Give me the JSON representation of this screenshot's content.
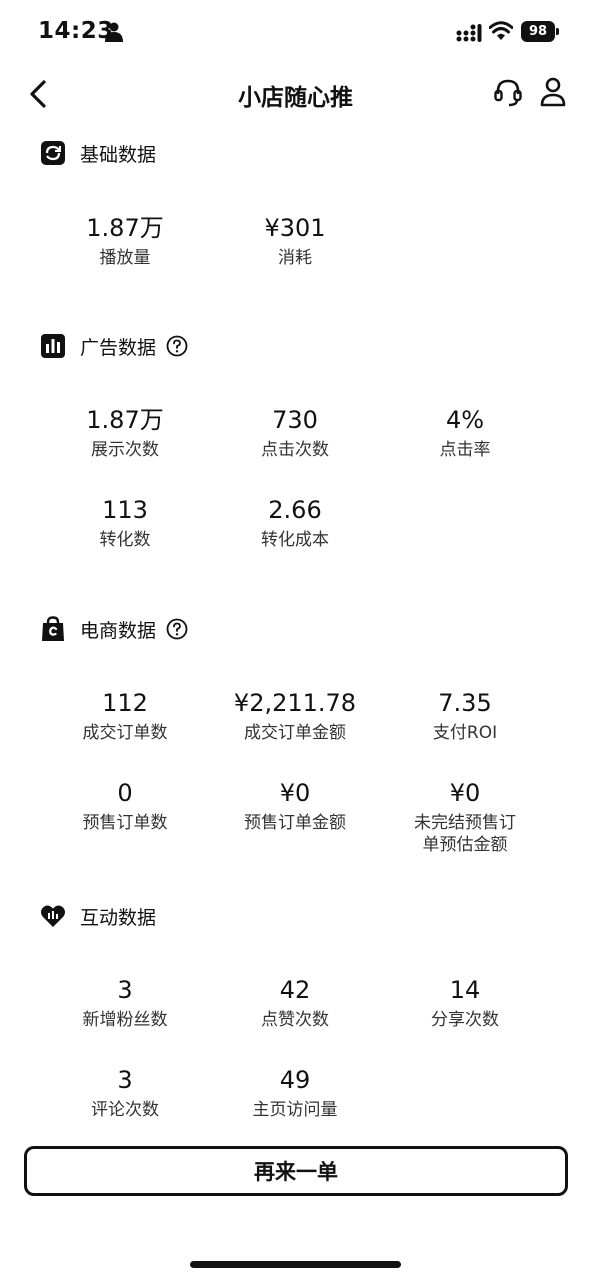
{
  "status_bar": {
    "time": "14:23",
    "battery": "98"
  },
  "header": {
    "title": "小店随心推"
  },
  "sections": {
    "basic": {
      "title": "基础数据",
      "stats": [
        {
          "value": "1.87万",
          "label": "播放量"
        },
        {
          "value": "¥301",
          "label": "消耗"
        }
      ]
    },
    "ads": {
      "title": "广告数据",
      "stats": [
        {
          "value": "1.87万",
          "label": "展示次数"
        },
        {
          "value": "730",
          "label": "点击次数"
        },
        {
          "value": "4%",
          "label": "点击率"
        },
        {
          "value": "113",
          "label": "转化数"
        },
        {
          "value": "2.66",
          "label": "转化成本"
        }
      ]
    },
    "ecommerce": {
      "title": "电商数据",
      "stats": [
        {
          "value": "112",
          "label": "成交订单数"
        },
        {
          "value": "¥2,211.78",
          "label": "成交订单金额"
        },
        {
          "value": "7.35",
          "label": "支付ROI"
        },
        {
          "value": "0",
          "label": "预售订单数"
        },
        {
          "value": "¥0",
          "label": "预售订单金额"
        },
        {
          "value": "¥0",
          "label": "未完结预售订\n单预估金额"
        }
      ]
    },
    "interaction": {
      "title": "互动数据",
      "stats": [
        {
          "value": "3",
          "label": "新增粉丝数"
        },
        {
          "value": "42",
          "label": "点赞次数"
        },
        {
          "value": "14",
          "label": "分享次数"
        },
        {
          "value": "3",
          "label": "评论次数"
        },
        {
          "value": "49",
          "label": "主页访问量"
        }
      ]
    }
  },
  "footer": {
    "button_label": "再来一单"
  },
  "icons": {
    "back": "chevron-left-icon",
    "service": "headset-icon",
    "profile": "person-icon",
    "basic": "refresh-chart-icon",
    "ads": "bar-chart-icon",
    "ecommerce": "shopping-bag-icon",
    "interaction": "heart-icon",
    "help": "question-circle-icon"
  }
}
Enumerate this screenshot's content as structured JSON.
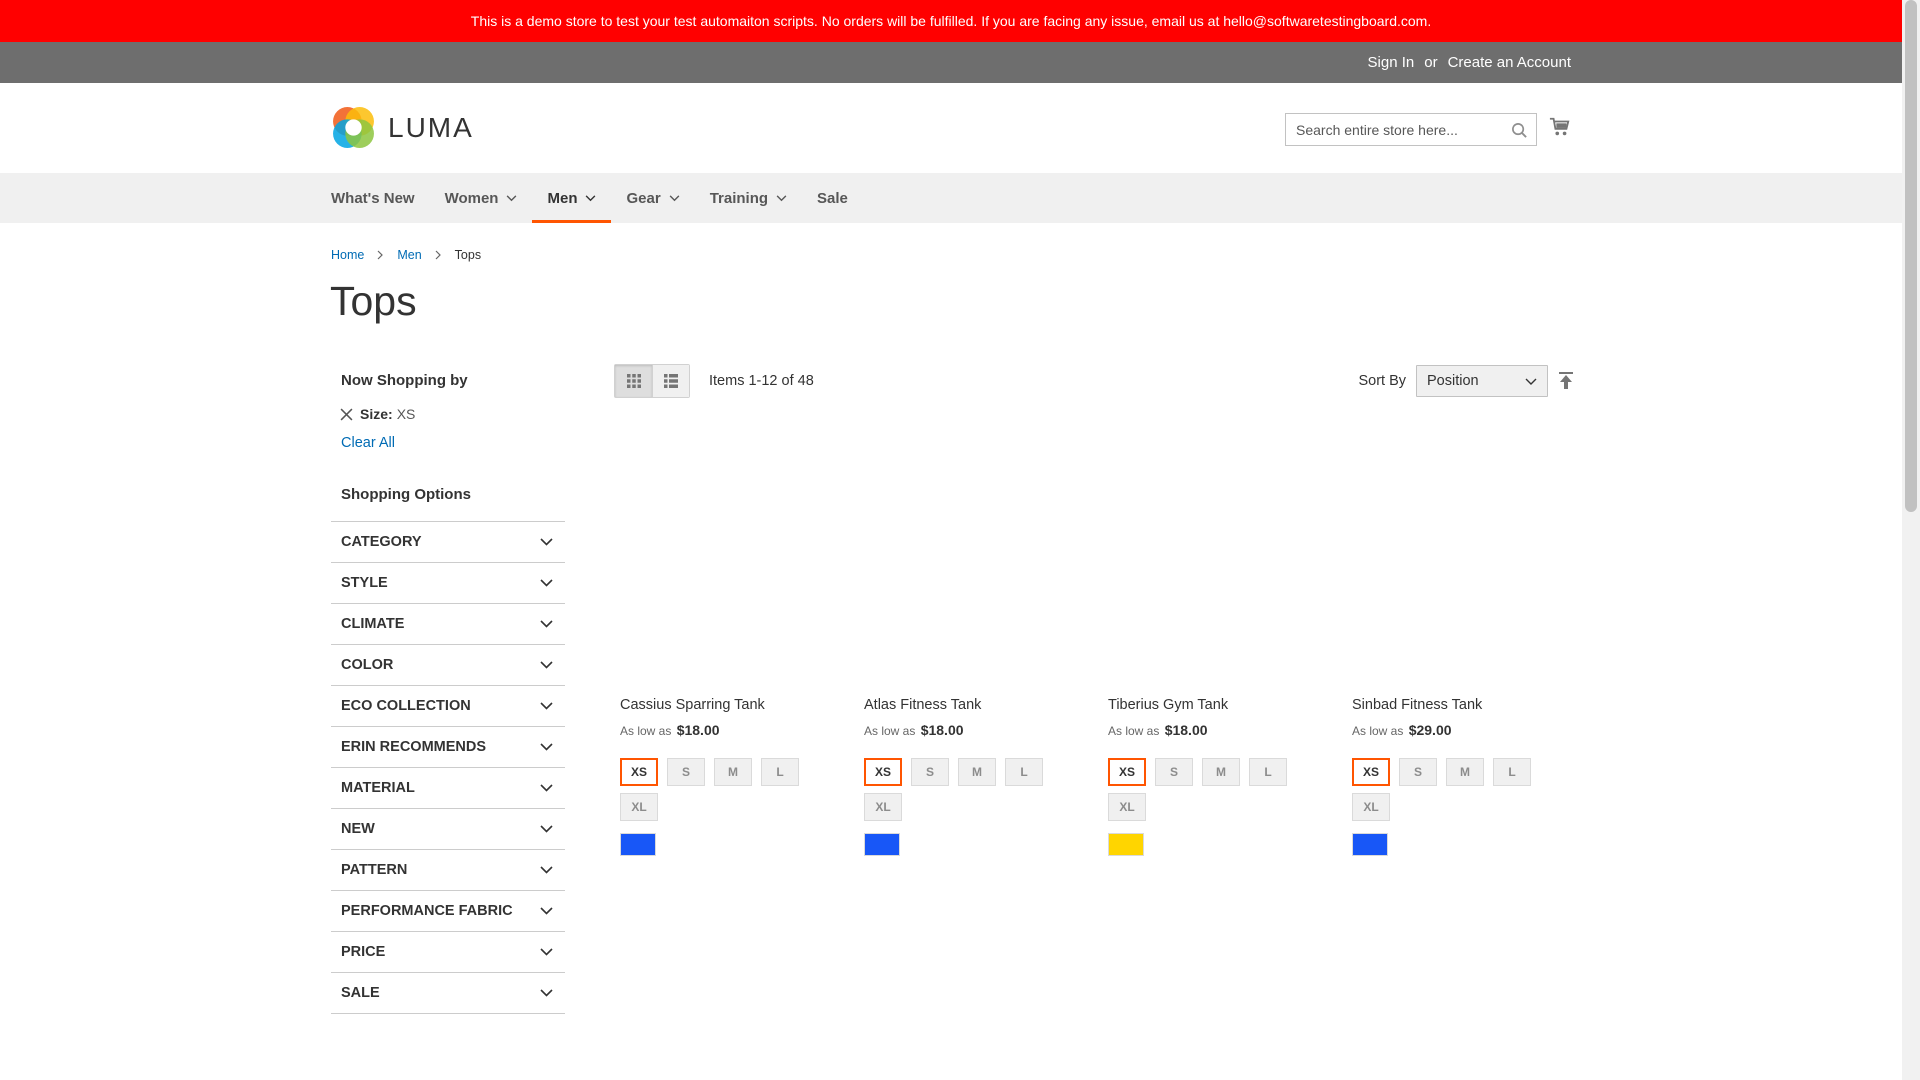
{
  "banner": {
    "text": "This is a demo store to test your test automaiton scripts. No orders will be fulfilled. If you are facing any issue, email us at hello@softwaretestingboard.com."
  },
  "panel": {
    "sign_in": "Sign In",
    "or": "or",
    "create_account": "Create an Account"
  },
  "header": {
    "logo_text": "LUMA",
    "search_placeholder": "Search entire store here...",
    "logo_colors": [
      "#f26322",
      "#fbbd0a",
      "#8dc63f",
      "#00a5e3",
      "#1979c3"
    ]
  },
  "nav": {
    "items": [
      {
        "label": "What's New",
        "has_dropdown": false
      },
      {
        "label": "Women",
        "has_dropdown": true
      },
      {
        "label": "Men",
        "has_dropdown": true,
        "active": true
      },
      {
        "label": "Gear",
        "has_dropdown": true
      },
      {
        "label": "Training",
        "has_dropdown": true
      },
      {
        "label": "Sale",
        "has_dropdown": false
      }
    ]
  },
  "breadcrumb": {
    "items": [
      "Home",
      "Men"
    ],
    "current": "Tops"
  },
  "page_title": "Tops",
  "sidebar": {
    "now_shopping_title": "Now Shopping by",
    "active_filter": {
      "label": "Size:",
      "value": "XS"
    },
    "clear_all": "Clear All",
    "shopping_options_title": "Shopping Options",
    "options": [
      "CATEGORY",
      "STYLE",
      "CLIMATE",
      "COLOR",
      "ECO COLLECTION",
      "ERIN RECOMMENDS",
      "MATERIAL",
      "NEW",
      "PATTERN",
      "PERFORMANCE FABRIC",
      "PRICE",
      "SALE"
    ]
  },
  "toolbar": {
    "amount": "Items 1-12 of 48",
    "sort_label": "Sort By",
    "sort_value": "Position"
  },
  "products": [
    {
      "name": "Cassius Sparring Tank",
      "price_prefix": "As low as",
      "price": "$18.00",
      "sizes": [
        "XS",
        "S",
        "M",
        "L",
        "XL"
      ],
      "selected_size": "XS",
      "color": "#1857f7"
    },
    {
      "name": "Atlas Fitness Tank",
      "price_prefix": "As low as",
      "price": "$18.00",
      "sizes": [
        "XS",
        "S",
        "M",
        "L",
        "XL"
      ],
      "selected_size": "XS",
      "color": "#1857f7"
    },
    {
      "name": "Tiberius Gym Tank",
      "price_prefix": "As low as",
      "price": "$18.00",
      "sizes": [
        "XS",
        "S",
        "M",
        "L",
        "XL"
      ],
      "selected_size": "XS",
      "color": "#ffd500"
    },
    {
      "name": "Sinbad Fitness Tank",
      "price_prefix": "As low as",
      "price": "$29.00",
      "sizes": [
        "XS",
        "S",
        "M",
        "L",
        "XL"
      ],
      "selected_size": "XS",
      "color": "#1857f7"
    }
  ],
  "colors": {
    "accent": "#ff5501",
    "link": "#006bb4",
    "banner": "#ff0000",
    "panel": "#6e6e6e"
  }
}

▶ **REQUIRED WORK**: Copy each line of the entries that includes the word "screenshot".

▶ **FINISHED TASK**:
Give me the JSON representation of this screenshot's content.
Enumerate this screenshot's content as structured JSON.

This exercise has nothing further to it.